Set task >>
Sift the listing for lines that hold the string "kromofor" and pull them out.

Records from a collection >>

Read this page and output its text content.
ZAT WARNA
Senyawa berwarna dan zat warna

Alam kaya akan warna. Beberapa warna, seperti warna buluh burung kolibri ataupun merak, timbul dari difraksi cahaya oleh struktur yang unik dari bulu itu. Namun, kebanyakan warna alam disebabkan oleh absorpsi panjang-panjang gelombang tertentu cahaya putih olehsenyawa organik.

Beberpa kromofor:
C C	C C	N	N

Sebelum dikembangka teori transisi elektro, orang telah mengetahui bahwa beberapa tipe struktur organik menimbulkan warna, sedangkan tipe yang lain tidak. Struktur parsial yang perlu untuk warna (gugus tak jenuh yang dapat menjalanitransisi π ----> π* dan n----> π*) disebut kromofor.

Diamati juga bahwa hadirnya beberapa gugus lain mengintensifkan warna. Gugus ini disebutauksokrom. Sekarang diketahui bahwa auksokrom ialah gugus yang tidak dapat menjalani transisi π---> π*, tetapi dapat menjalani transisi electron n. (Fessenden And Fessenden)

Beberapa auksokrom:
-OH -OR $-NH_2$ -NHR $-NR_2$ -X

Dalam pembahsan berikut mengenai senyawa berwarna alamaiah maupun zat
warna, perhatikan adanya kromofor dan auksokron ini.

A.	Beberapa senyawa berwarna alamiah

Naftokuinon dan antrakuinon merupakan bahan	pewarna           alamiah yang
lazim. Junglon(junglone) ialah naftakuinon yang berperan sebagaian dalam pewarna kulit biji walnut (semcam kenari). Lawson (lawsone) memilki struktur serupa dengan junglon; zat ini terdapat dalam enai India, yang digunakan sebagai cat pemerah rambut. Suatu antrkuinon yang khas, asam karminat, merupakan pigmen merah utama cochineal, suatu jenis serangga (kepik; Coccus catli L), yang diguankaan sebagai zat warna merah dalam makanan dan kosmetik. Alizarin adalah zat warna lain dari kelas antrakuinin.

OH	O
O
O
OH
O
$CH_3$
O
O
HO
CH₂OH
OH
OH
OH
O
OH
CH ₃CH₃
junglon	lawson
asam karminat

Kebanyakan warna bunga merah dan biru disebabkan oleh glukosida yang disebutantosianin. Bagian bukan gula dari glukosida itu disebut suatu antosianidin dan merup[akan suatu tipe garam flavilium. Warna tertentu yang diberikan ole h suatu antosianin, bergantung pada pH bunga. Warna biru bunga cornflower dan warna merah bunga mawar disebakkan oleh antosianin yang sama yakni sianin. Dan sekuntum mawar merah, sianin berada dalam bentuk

Correct result >>
Beberpa kromofor:
Sebelum dikembangka teori transisi elektro, orang telah mengetahui bahwa beberapa tipe struktur organik menimbulkan warna, sedangkan tipe yang lain tidak. Struktur parsial yang perlu untuk warna (gugus tak jenuh yang dapat menjalanitransisi π ----> π* dan n----> π*) disebut kromofor.
warna, perhatikan adanya kromofor dan auksokron ini.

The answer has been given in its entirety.